# TASK STATEMENT:
Every line with the word "header" in it should be extracted from the data that follows.

----

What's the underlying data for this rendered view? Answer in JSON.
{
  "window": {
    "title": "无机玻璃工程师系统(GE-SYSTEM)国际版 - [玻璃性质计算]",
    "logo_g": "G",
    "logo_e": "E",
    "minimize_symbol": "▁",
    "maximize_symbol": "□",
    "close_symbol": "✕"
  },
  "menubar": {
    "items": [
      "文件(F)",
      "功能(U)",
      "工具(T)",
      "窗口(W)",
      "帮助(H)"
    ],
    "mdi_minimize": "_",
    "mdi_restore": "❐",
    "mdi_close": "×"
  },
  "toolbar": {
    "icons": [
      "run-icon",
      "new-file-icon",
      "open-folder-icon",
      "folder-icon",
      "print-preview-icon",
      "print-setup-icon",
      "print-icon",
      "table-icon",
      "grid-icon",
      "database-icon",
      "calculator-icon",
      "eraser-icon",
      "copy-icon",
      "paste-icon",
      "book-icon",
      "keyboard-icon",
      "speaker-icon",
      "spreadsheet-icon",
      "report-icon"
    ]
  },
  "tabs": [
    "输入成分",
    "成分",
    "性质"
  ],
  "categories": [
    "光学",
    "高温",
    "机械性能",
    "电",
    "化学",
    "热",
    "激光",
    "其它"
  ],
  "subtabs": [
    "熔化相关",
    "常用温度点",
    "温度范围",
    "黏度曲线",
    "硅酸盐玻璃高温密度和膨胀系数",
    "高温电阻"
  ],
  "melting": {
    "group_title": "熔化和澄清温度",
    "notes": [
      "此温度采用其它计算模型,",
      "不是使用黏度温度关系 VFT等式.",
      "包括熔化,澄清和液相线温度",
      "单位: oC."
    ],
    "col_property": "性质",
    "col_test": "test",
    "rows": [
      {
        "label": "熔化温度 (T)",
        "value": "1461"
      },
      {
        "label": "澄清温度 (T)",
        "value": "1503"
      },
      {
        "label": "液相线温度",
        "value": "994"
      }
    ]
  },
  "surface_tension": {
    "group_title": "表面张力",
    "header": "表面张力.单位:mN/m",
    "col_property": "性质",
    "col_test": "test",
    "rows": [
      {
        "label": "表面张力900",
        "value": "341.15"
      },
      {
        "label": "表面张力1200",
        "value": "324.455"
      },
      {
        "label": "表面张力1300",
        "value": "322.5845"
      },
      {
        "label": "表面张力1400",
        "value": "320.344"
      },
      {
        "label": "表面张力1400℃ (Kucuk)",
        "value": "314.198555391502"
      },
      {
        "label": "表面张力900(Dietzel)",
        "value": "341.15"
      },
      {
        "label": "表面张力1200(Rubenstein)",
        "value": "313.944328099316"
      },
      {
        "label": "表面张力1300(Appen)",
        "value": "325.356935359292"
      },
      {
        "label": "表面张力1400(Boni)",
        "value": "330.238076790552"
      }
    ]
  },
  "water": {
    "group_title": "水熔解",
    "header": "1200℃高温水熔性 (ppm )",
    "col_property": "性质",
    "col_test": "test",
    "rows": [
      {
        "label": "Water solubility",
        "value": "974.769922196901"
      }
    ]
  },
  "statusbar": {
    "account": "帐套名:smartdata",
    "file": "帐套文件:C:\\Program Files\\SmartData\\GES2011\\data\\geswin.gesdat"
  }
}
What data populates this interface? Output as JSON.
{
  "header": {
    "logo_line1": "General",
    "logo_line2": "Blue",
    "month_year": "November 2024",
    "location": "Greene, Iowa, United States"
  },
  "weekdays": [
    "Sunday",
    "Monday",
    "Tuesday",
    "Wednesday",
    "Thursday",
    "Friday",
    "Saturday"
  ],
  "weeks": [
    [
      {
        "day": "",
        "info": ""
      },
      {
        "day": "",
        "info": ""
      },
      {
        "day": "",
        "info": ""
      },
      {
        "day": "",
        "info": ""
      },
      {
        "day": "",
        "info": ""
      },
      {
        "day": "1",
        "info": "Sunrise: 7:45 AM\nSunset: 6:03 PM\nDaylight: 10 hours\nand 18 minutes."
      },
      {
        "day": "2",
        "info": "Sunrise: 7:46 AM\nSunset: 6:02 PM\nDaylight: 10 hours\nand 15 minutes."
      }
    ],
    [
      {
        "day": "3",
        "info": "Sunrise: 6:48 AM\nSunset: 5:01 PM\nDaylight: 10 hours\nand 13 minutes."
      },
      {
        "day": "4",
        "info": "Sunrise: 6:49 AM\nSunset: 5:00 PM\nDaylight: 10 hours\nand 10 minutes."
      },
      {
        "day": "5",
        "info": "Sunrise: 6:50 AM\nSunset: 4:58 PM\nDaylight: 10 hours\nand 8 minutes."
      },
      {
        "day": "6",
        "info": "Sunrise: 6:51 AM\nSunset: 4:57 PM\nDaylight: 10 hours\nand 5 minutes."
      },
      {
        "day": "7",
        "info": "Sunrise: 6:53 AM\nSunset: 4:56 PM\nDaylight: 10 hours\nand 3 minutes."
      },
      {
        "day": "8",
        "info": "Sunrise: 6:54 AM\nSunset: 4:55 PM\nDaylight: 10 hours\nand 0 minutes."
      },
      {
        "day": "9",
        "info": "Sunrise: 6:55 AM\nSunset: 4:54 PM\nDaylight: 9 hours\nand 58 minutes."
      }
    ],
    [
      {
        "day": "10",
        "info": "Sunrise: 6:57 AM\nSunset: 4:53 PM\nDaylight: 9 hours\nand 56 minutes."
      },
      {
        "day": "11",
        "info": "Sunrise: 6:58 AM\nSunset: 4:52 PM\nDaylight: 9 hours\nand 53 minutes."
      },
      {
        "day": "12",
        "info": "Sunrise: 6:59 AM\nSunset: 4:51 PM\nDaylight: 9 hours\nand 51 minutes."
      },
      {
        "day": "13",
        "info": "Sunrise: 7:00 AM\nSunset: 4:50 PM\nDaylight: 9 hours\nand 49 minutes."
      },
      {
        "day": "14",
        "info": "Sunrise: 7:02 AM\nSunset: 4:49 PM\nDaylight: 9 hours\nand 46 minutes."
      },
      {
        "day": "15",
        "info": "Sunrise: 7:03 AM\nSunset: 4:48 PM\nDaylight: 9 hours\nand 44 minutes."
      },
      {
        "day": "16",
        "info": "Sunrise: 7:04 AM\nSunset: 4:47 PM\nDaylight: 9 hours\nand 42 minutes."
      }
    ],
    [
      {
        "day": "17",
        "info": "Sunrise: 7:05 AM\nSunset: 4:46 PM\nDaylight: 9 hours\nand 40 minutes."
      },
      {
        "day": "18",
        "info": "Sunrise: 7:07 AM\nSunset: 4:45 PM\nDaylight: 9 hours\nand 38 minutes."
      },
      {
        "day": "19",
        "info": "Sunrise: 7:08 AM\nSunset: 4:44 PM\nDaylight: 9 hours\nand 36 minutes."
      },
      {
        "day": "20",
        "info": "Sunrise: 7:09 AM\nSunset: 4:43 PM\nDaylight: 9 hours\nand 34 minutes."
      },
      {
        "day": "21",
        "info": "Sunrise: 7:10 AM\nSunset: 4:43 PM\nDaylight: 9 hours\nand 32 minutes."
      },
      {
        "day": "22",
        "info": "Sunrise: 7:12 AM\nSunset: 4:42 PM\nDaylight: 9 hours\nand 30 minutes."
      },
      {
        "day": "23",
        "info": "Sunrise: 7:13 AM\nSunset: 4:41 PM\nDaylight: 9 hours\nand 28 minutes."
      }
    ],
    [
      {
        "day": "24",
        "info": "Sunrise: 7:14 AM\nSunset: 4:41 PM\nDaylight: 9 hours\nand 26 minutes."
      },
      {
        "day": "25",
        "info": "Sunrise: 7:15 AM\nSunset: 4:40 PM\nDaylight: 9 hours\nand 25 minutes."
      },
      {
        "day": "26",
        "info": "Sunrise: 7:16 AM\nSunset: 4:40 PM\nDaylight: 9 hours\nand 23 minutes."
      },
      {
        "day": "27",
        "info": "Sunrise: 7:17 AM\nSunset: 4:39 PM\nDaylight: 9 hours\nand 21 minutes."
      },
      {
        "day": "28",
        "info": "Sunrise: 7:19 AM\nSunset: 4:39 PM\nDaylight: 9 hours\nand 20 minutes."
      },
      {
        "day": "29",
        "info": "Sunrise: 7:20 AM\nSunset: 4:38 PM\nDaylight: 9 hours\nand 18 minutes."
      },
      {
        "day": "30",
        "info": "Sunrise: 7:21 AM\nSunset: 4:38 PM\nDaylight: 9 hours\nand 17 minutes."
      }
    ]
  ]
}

----

# ANSWER TO THE EXERCISE:
    "header": "表面张力.单位:mN/m",
    "header": "1200℃高温水熔性 (ppm )",
  "header": {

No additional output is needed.